[Dataset rows about figures]
****************************************

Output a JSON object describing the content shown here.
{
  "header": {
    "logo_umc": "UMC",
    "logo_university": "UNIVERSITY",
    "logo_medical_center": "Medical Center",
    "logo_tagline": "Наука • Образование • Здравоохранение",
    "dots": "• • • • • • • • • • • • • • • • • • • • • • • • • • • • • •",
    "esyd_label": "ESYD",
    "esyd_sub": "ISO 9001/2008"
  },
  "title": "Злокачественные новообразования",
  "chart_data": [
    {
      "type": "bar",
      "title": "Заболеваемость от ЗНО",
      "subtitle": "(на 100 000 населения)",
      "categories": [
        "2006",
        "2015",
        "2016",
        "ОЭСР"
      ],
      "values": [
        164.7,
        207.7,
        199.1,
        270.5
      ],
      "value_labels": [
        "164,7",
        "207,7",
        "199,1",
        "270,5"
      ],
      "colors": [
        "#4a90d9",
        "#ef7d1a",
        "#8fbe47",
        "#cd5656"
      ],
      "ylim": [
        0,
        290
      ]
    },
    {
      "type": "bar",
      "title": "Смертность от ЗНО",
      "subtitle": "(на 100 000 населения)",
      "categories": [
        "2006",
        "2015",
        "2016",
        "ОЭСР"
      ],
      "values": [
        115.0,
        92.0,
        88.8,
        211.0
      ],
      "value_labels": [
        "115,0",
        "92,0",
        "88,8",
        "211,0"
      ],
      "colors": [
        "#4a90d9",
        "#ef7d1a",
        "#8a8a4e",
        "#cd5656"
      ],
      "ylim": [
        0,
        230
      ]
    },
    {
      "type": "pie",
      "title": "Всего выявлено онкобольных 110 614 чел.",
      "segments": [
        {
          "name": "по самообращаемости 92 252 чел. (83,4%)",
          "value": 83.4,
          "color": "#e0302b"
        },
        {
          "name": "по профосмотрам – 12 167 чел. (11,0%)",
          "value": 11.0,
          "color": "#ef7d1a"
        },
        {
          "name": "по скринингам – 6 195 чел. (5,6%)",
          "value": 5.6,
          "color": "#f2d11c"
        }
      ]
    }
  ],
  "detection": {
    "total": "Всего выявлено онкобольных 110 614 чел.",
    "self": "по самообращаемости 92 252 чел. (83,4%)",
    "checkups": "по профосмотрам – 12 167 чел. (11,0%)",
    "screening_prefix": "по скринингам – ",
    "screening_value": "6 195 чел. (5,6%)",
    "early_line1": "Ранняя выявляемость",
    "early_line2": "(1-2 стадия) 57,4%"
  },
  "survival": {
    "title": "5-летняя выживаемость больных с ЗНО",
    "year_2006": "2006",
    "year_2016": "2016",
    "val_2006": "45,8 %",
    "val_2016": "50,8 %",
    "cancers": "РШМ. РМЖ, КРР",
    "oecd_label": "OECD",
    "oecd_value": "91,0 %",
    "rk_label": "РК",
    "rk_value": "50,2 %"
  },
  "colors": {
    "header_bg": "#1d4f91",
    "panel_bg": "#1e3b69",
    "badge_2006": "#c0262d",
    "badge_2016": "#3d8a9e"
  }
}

****************************************

REQUEST
Which lines contain the word "выявлено"? Return each of them.

THE OUTPUT
      "title": "Всего выявлено онкобольных 110 614 чел.",
    "total": "Всего выявлено онкобольных 110 614 чел.",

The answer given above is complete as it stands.